[Stored data]
•••••

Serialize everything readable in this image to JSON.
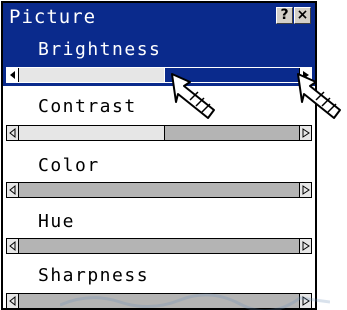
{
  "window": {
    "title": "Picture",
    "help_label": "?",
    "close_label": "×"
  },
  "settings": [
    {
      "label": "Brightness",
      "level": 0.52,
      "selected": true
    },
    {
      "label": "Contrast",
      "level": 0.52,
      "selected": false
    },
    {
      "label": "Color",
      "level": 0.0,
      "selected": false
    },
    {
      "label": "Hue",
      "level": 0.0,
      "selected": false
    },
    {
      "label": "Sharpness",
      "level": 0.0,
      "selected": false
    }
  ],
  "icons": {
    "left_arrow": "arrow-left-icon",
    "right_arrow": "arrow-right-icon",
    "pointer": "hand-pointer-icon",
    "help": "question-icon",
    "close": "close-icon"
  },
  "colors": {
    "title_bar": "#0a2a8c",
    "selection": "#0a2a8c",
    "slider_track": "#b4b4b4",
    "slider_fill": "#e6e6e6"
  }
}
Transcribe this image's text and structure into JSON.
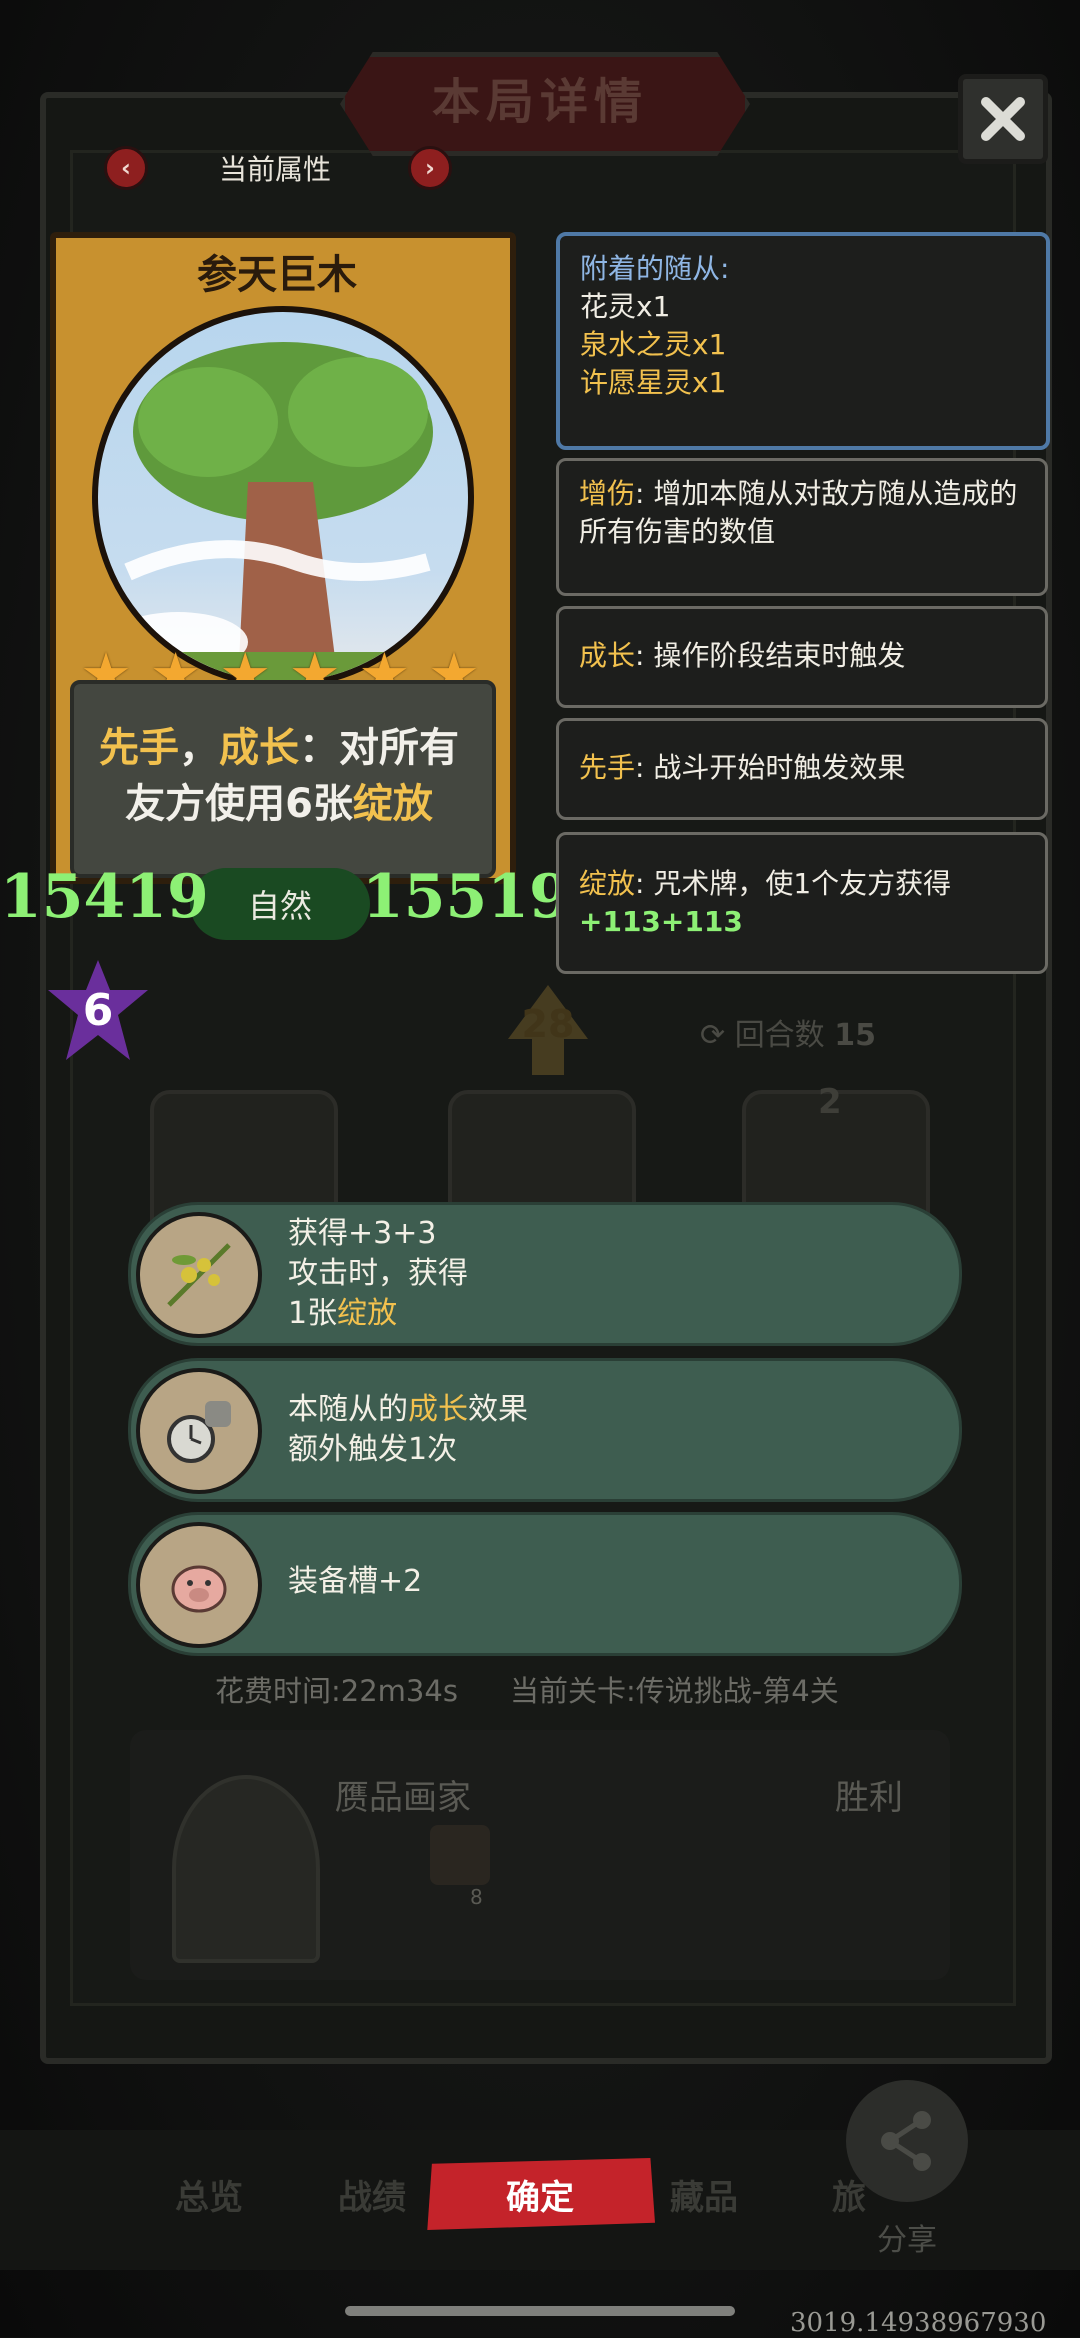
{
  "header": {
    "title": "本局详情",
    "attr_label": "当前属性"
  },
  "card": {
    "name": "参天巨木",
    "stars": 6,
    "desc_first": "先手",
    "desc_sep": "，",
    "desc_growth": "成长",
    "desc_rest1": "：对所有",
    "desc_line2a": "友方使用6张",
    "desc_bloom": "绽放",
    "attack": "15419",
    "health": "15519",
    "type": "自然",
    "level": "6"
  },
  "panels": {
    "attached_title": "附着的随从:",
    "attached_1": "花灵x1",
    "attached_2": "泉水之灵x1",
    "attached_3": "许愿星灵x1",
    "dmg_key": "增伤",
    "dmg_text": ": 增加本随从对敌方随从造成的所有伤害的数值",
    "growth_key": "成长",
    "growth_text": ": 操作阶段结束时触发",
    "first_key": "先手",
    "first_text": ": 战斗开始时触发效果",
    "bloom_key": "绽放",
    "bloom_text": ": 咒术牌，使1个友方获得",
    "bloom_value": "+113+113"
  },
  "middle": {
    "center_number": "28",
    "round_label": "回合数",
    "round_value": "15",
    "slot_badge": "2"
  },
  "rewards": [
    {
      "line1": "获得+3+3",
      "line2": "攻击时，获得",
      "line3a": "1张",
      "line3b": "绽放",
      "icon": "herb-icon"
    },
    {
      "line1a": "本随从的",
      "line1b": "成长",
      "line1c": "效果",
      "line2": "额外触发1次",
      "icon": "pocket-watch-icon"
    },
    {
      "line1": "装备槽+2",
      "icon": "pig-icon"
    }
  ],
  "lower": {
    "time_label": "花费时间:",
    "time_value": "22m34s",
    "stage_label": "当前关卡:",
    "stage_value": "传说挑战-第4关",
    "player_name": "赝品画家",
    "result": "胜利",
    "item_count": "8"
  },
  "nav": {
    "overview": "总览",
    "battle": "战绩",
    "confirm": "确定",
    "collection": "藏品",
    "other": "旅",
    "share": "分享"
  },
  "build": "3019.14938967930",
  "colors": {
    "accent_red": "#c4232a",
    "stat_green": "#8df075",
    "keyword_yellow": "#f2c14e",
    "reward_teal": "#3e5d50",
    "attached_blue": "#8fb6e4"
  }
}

•••••

▶ **Problem to work on**
From the material above, reproduce everything verbatim except the pictures.

▶ **Response**
Serialize everything readable in this image to JSON.
{
  "window": {
    "title": "Picture",
    "help_label": "?",
    "close_label": "×"
  },
  "settings": [
    {
      "label": "Brightness",
      "level": 0.52,
      "selected": true
    },
    {
      "label": "Contrast",
      "level": 0.52,
      "selected": false
    },
    {
      "label": "Color",
      "level": 0.0,
      "selected": false
    },
    {
      "label": "Hue",
      "level": 0.0,
      "selected": false
    },
    {
      "label": "Sharpness",
      "level": 0.0,
      "selected": false
    }
  ],
  "icons": {
    "left_arrow": "arrow-left-icon",
    "right_arrow": "arrow-right-icon",
    "pointer": "hand-pointer-icon",
    "help": "question-icon",
    "close": "close-icon"
  },
  "colors": {
    "title_bar": "#0a2a8c",
    "selection": "#0a2a8c",
    "slider_track": "#b4b4b4",
    "slider_fill": "#e6e6e6"
  }
}
Transcribe this image's text and structure into JSON.
{
  "header": {
    "title": "本局详情",
    "attr_label": "当前属性"
  },
  "card": {
    "name": "参天巨木",
    "stars": 6,
    "desc_first": "先手",
    "desc_sep": "，",
    "desc_growth": "成长",
    "desc_rest1": "：对所有",
    "desc_line2a": "友方使用6张",
    "desc_bloom": "绽放",
    "attack": "15419",
    "health": "15519",
    "type": "自然",
    "level": "6"
  },
  "panels": {
    "attached_title": "附着的随从:",
    "attached_1": "花灵x1",
    "attached_2": "泉水之灵x1",
    "attached_3": "许愿星灵x1",
    "dmg_key": "增伤",
    "dmg_text": ": 增加本随从对敌方随从造成的所有伤害的数值",
    "growth_key": "成长",
    "growth_text": ": 操作阶段结束时触发",
    "first_key": "先手",
    "first_text": ": 战斗开始时触发效果",
    "bloom_key": "绽放",
    "bloom_text": ": 咒术牌，使1个友方获得",
    "bloom_value": "+113+113"
  },
  "middle": {
    "center_number": "28",
    "round_label": "回合数",
    "round_value": "15",
    "slot_badge": "2"
  },
  "rewards": [
    {
      "line1": "获得+3+3",
      "line2": "攻击时，获得",
      "line3a": "1张",
      "line3b": "绽放",
      "icon": "herb-icon"
    },
    {
      "line1a": "本随从的",
      "line1b": "成长",
      "line1c": "效果",
      "line2": "额外触发1次",
      "icon": "pocket-watch-icon"
    },
    {
      "line1": "装备槽+2",
      "icon": "pig-icon"
    }
  ],
  "lower": {
    "time_label": "花费时间:",
    "time_value": "22m34s",
    "stage_label": "当前关卡:",
    "stage_value": "传说挑战-第4关",
    "player_name": "赝品画家",
    "result": "胜利",
    "item_count": "8"
  },
  "nav": {
    "overview": "总览",
    "battle": "战绩",
    "confirm": "确定",
    "collection": "藏品",
    "other": "旅",
    "share": "分享"
  },
  "build": "3019.14938967930",
  "colors": {
    "accent_red": "#c4232a",
    "stat_green": "#8df075",
    "keyword_yellow": "#f2c14e",
    "reward_teal": "#3e5d50",
    "attached_blue": "#8fb6e4"
  }
}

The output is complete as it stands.